> [Aim]: Count up the lines in the following listing that hold the word "actions", then give only that count.
** START Data records **
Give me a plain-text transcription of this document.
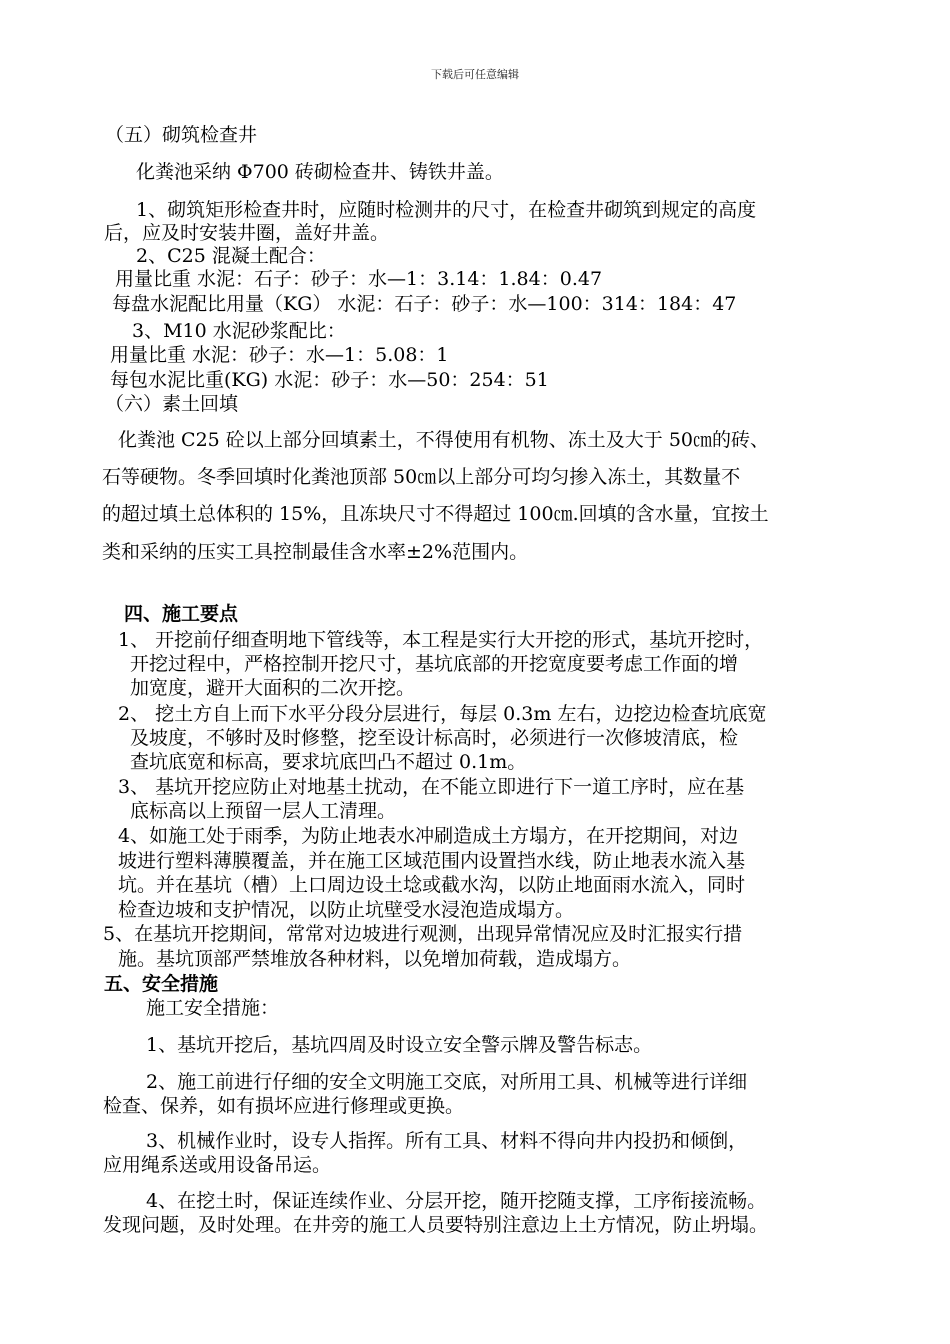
下载后可任意编辑
（五）砌筑检查井
化粪池采纳 Φ700 砖砌检查井、铸铁井盖。
1、砌筑矩形检查井时，应随时检测井的尺寸，在检查井砌筑到规定的高度
后，应及时安装井圈，盖好井盖。
2、C25 混凝土配合：
用量比重 水泥：石子：砂子：水—1：3.14：1.84：0.47
每盘水泥配比用量（KG） 水泥：石子：砂子：水—100：314：184：47
3、M10 水泥砂浆配比：
用量比重 水泥：砂子：水—1：5.08：1
每包水泥比重(KG) 水泥：砂子：水—50：254：51
（六）素土回填
化粪池 C25 砼以上部分回填素土，不得使用有机物、冻土及大于 50㎝的砖、
石等硬物。冬季回填时化粪池顶部 50㎝以上部分可均匀掺入冻土，其数量不
的超过填土总体积的 15%，且冻块尺寸不得超过 100㎝.回填的含水量，宜按土
类和采纳的压实工具控制最佳含水率±2%范围内。
四、施工要点
1、 开挖前仔细查明地下管线等，本工程是实行大开挖的形式，基坑开挖时，
开挖过程中，严格控制开挖尺寸，基坑底部的开挖宽度要考虑工作面的增
加宽度，避开大面积的二次开挖。
2、 挖土方自上而下水平分段分层进行，每层 0.3m 左右，边挖边检查坑底宽
及坡度，不够时及时修整，挖至设计标高时，必须进行一次修坡清底，检
查坑底宽和标高，要求坑底凹凸不超过 0.1m。
3、 基坑开挖应防止对地基土扰动，在不能立即进行下一道工序时，应在基
底标高以上预留一层人工清理。
4、如施工处于雨季，为防止地表水冲刷造成土方塌方，在开挖期间，对边
坡进行塑料薄膜覆盖，并在施工区域范围内设置挡水线，防止地表水流入基
坑。并在基坑（槽）上口周边设土埝或截水沟，以防止地面雨水流入，同时
检查边坡和支护情况，以防止坑壁受水浸泡造成塌方。
5、在基坑开挖期间，常常对边坡进行观测，出现异常情况应及时汇报实行措
施。基坑顶部严禁堆放各种材料，以免增加荷载，造成塌方。
五、安全措施
施工安全措施：
1、基坑开挖后，基坑四周及时设立安全警示牌及警告标志。
2、施工前进行仔细的安全文明施工交底，对所用工具、机械等进行详细
检查、保养，如有损坏应进行修理或更换。
3、机械作业时，设专人指挥。所有工具、材料不得向井内投扔和倾倒，
应用绳系送或用设备吊运。
4、在挖土时，保证连续作业、分层开挖，随开挖随支撑，工序衔接流畅。
发现问题，及时处理。在井旁的施工人员要特别注意边上土方情况，防止坍塌。
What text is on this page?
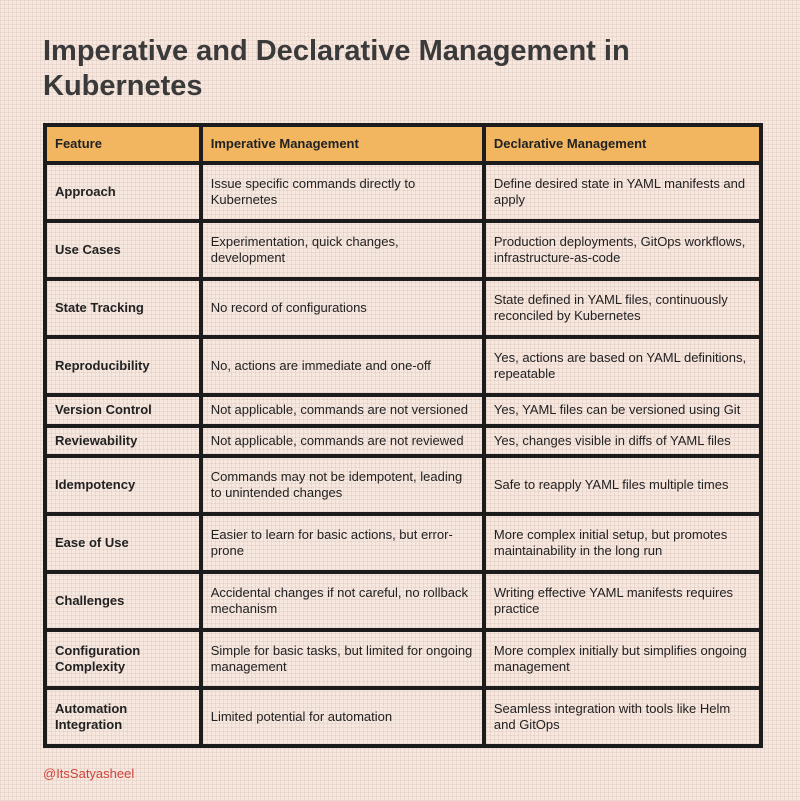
Imperative and Declarative Management in Kubernetes
Feature	Imperative Management	Declarative Management
Approach	Issue specific commands directly to Kubernetes	Define desired state in YAML manifests and apply
Use Cases	Experimentation, quick changes, development	Production deployments, GitOps workflows, infrastructure-as-code
State Tracking	No record of configurations	State defined in YAML files, continuously reconciled by Kubernetes
Reproducibility	No, actions are immediate and one-off	Yes, actions are based on YAML definitions, repeatable
Version Control	Not applicable, commands are not versioned	Yes, YAML files can be versioned using Git
Reviewability	Not applicable, commands are not reviewed	Yes, changes visible in diffs of YAML files
Idempotency	Commands may not be idempotent, leading to unintended changes	Safe to reapply YAML files multiple times
Ease of Use	Easier to learn for basic actions, but error-prone	More complex initial setup, but promotes maintainability in the long run
Challenges	Accidental changes if not careful, no rollback mechanism	Writing effective YAML manifests requires practice
Configuration Complexity	Simple for basic tasks, but limited for ongoing management	More complex initially but simplifies ongoing management
Automation Integration	Limited potential for automation	Seamless integration with tools like Helm and GitOps
@ItsSatyasheel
** END Data records **
> [Result of the exercise]: 2